***** RECORD SET
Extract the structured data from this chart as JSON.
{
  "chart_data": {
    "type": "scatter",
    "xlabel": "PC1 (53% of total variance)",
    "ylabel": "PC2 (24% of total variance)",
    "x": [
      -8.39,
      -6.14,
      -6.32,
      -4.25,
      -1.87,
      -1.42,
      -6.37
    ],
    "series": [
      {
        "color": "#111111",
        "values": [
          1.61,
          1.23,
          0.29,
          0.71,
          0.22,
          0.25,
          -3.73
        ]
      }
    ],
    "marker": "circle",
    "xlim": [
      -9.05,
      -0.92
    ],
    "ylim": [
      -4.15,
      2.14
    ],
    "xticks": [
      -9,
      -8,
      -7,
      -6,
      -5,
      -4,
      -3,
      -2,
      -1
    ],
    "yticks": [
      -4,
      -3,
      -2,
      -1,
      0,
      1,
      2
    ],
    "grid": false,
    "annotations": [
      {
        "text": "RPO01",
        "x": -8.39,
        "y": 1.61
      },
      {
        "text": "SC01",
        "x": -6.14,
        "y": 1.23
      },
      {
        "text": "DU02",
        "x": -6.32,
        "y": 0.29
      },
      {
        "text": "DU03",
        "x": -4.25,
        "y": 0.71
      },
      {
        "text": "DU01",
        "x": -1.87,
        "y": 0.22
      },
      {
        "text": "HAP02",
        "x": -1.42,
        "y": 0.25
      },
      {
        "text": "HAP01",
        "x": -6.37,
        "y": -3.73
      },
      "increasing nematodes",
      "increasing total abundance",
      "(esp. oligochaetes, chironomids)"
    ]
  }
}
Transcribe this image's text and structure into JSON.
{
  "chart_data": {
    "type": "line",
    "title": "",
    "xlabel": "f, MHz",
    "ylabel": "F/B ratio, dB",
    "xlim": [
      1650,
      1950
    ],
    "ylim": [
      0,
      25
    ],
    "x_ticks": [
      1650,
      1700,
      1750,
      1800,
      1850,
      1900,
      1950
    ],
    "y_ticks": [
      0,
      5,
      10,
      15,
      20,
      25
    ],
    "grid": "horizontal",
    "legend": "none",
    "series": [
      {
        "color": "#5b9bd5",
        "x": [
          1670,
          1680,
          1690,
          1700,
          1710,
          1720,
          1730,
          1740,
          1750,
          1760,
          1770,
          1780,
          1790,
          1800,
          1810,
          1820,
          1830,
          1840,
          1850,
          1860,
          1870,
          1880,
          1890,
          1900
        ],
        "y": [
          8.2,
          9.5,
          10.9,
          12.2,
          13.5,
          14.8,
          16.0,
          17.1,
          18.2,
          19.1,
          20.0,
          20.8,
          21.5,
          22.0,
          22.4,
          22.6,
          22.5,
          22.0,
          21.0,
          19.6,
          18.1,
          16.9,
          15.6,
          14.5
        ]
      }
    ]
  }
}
**********
Find and copy each line above that includes the string "increasing".

> [SOLUTION]
      "increasing nematodes",
      "increasing total abundance",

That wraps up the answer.